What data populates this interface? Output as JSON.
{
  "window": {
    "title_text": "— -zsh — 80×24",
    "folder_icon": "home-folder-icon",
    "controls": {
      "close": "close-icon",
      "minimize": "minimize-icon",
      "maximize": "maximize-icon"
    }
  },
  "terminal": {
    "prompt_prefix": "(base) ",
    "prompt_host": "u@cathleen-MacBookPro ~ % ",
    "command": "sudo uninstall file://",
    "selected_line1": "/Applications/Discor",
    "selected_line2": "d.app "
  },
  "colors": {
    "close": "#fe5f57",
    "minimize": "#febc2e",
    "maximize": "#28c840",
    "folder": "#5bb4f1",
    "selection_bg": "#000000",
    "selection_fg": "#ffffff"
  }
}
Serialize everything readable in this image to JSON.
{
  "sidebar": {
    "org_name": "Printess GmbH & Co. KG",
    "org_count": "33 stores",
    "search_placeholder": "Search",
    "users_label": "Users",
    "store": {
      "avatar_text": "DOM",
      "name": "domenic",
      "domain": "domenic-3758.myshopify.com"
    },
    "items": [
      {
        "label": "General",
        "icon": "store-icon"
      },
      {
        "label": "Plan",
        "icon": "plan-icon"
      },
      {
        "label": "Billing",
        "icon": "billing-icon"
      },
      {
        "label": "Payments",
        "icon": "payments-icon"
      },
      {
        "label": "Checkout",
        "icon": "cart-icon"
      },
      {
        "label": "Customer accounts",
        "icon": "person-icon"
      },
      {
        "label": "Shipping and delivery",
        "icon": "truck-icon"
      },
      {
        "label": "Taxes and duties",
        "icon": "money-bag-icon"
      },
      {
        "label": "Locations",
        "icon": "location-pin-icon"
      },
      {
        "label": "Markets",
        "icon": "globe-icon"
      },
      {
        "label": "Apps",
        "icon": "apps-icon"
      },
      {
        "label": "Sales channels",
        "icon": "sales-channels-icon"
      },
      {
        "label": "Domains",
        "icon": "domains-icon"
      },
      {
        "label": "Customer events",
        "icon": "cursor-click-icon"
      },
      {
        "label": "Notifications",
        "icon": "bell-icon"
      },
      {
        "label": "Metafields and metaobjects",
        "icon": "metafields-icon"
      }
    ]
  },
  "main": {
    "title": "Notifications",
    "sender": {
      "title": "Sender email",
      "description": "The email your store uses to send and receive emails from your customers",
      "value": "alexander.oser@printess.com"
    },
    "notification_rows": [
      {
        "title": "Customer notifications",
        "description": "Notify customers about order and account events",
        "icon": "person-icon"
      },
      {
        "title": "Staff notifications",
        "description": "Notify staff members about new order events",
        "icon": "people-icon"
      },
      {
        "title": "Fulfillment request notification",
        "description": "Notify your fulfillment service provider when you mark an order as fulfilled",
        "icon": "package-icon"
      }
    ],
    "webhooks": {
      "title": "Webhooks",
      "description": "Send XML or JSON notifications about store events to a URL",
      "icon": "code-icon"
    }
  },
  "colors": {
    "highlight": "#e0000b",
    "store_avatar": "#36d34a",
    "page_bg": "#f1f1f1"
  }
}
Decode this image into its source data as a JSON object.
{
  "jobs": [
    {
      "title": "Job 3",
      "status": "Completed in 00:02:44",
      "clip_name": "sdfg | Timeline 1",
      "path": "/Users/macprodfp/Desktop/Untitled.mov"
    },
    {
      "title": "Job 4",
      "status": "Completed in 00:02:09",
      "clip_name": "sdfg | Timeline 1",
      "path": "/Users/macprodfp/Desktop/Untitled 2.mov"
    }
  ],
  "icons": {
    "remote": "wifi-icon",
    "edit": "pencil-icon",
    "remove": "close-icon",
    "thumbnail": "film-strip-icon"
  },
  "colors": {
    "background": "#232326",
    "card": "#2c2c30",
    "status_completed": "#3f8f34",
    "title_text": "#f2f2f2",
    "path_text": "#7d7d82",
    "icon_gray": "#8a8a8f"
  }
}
━━━━━━━━━━━━━━━━━━━━━━━━━━━━━━
▸ **What you will do**
List the lines of the material in which the word "customers" occurs.

▸ **The completed task**
      "description": "The email your store uses to send and receive emails from your customers",
        "description": "Notify customers about order and account events",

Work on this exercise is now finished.